Figure collection entries
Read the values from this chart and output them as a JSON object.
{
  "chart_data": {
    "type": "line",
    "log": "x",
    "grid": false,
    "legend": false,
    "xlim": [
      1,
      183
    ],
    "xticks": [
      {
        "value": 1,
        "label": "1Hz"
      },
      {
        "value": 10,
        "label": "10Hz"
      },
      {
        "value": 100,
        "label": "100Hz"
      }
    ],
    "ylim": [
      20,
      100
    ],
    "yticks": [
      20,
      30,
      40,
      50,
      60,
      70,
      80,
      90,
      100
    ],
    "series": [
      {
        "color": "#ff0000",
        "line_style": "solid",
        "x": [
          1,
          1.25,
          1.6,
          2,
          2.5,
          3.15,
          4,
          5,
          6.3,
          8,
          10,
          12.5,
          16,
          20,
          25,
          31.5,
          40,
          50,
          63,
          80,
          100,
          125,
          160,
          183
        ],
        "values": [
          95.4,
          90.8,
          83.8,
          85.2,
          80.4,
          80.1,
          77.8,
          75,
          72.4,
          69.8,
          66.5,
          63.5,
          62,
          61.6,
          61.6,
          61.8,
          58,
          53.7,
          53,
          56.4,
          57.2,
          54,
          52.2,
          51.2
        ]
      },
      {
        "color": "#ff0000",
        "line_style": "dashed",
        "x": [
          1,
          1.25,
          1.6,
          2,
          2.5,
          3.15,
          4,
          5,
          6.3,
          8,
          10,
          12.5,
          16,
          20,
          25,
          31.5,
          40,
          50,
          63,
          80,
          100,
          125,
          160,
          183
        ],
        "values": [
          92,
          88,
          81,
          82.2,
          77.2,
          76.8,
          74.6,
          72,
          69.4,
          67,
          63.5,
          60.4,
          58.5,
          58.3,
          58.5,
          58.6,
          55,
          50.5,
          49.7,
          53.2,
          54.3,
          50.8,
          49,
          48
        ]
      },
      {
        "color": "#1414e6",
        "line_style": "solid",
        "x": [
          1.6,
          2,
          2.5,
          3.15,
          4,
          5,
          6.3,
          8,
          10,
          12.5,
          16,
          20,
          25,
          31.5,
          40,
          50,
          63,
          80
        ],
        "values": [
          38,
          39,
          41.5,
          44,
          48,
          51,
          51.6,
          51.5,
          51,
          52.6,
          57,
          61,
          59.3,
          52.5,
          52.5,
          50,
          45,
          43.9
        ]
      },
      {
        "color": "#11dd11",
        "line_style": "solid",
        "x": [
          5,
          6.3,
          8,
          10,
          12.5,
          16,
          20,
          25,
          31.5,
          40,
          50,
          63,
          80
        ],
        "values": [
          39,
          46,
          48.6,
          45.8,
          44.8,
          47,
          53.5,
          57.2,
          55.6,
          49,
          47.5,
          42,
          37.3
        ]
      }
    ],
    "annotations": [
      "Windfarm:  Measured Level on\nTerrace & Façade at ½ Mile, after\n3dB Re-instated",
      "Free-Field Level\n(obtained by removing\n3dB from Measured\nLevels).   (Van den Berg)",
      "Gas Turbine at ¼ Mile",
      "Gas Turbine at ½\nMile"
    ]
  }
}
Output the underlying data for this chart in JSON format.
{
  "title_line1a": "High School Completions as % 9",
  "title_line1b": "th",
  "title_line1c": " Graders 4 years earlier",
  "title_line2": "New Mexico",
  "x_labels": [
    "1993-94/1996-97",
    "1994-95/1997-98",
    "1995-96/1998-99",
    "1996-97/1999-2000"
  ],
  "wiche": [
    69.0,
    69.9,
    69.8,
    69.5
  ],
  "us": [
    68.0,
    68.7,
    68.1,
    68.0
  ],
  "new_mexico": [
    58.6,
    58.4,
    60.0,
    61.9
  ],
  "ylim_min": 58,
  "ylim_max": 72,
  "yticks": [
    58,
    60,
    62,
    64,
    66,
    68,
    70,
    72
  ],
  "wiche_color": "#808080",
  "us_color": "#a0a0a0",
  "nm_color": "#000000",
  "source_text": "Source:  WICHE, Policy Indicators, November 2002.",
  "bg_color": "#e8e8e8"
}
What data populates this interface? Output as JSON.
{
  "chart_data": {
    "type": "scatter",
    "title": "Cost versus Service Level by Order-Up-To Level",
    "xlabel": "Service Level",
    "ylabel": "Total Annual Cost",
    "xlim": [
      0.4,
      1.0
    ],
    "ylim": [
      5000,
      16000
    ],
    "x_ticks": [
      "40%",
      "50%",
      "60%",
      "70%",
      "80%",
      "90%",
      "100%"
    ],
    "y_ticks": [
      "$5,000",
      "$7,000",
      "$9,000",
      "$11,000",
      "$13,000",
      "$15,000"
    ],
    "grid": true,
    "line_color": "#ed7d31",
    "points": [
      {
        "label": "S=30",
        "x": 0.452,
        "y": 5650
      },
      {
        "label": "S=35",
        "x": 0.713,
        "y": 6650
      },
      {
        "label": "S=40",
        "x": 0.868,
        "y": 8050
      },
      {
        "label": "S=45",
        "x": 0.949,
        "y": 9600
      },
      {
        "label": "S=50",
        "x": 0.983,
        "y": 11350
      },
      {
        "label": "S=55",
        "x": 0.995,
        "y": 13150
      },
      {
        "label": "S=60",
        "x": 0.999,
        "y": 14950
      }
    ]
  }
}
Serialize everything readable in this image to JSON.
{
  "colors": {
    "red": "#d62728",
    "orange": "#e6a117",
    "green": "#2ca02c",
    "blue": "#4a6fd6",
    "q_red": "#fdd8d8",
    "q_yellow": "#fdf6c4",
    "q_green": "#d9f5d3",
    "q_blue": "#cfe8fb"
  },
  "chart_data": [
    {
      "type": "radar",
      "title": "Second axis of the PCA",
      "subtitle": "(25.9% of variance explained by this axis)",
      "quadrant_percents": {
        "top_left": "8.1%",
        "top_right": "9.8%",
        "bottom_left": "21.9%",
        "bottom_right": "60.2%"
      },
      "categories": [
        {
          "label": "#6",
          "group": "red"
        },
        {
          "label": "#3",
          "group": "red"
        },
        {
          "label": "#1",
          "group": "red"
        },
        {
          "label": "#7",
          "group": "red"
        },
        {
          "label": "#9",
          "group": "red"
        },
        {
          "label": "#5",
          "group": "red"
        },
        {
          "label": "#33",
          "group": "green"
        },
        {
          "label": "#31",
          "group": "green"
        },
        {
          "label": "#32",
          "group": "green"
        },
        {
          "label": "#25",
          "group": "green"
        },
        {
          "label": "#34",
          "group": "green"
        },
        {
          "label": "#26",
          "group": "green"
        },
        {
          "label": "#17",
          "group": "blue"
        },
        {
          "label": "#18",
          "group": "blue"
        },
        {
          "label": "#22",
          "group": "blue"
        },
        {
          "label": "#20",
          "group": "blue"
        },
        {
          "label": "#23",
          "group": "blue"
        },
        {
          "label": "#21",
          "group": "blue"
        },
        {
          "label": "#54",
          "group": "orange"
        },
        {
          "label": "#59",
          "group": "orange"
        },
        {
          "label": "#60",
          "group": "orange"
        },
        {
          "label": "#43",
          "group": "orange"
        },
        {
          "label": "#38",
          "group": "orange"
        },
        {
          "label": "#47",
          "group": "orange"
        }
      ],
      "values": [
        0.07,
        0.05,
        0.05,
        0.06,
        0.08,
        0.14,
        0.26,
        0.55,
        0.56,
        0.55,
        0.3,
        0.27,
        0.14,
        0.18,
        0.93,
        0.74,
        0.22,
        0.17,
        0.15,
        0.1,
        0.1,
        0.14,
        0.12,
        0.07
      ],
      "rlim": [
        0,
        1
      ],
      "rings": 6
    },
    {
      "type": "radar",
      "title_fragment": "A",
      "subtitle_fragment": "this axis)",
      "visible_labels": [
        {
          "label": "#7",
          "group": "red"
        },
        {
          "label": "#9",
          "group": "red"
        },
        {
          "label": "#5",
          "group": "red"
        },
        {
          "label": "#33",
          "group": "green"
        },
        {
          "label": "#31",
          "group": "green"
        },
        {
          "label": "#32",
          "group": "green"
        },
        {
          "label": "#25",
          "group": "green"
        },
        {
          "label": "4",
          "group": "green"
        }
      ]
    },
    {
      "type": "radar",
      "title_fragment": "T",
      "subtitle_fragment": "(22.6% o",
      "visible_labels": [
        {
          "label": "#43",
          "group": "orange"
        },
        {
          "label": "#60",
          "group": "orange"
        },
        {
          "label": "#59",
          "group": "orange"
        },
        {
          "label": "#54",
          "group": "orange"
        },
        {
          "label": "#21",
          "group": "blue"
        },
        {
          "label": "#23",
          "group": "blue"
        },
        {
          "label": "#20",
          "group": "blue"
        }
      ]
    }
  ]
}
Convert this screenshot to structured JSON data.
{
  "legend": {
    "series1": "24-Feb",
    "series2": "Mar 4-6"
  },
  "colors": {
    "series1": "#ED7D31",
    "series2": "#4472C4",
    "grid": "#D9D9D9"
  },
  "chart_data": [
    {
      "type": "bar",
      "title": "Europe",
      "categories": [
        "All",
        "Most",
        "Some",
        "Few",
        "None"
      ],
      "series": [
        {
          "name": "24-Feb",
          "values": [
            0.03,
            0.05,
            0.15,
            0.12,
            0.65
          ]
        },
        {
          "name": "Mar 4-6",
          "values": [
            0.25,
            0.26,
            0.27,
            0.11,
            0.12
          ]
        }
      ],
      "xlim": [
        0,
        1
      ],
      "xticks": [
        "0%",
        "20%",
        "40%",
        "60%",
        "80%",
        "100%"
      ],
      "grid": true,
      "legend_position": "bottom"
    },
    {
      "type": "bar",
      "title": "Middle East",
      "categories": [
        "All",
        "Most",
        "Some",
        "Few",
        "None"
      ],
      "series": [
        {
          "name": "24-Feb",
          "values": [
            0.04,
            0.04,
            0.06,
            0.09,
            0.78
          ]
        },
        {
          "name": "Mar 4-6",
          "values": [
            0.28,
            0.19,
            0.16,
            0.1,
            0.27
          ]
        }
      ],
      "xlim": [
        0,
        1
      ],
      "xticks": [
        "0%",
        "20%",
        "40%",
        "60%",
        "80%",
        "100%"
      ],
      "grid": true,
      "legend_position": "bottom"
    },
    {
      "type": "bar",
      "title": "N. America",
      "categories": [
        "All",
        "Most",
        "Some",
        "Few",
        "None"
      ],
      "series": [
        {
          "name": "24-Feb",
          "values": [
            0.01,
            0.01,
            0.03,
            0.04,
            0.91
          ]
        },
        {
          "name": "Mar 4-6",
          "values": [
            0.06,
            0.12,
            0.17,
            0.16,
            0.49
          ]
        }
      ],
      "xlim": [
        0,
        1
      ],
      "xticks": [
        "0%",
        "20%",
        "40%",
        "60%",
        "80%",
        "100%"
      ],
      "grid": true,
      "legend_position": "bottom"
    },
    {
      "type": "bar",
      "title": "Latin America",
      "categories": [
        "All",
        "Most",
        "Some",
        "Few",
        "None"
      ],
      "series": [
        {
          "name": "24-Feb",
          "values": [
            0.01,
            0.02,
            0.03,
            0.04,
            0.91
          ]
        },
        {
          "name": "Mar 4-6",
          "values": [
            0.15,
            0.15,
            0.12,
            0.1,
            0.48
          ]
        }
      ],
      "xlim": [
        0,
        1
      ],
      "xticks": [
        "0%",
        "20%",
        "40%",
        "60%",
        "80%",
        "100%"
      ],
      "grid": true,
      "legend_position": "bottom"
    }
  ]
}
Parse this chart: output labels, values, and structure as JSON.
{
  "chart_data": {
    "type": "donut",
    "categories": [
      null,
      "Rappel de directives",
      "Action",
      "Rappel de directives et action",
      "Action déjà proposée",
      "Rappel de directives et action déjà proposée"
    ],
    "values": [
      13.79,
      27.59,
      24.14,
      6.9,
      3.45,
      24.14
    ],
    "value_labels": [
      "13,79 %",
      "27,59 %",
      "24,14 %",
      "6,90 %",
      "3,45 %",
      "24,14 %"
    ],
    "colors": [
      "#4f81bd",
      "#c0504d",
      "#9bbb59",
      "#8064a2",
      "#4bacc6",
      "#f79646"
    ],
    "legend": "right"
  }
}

Task objective: Return precisely the lines of the records, starting with the line that holds "Parse this chart: output" and ending with the last one.

Solution:
Parse this chart: output labels, values, and structure as JSON.
{
  "chart_data": {
    "type": "donut",
    "categories": [
      null,
      "Rappel de directives",
      "Action",
      "Rappel de directives et action",
      "Action déjà proposée",
      "Rappel de directives et action déjà proposée"
    ],
    "values": [
      13.79,
      27.59,
      24.14,
      6.9,
      3.45,
      24.14
    ],
    "value_labels": [
      "13,79 %",
      "27,59 %",
      "24,14 %",
      "6,90 %",
      "3,45 %",
      "24,14 %"
    ],
    "colors": [
      "#4f81bd",
      "#c0504d",
      "#9bbb59",
      "#8064a2",
      "#4bacc6",
      "#f79646"
    ],
    "legend": "right"
  }
}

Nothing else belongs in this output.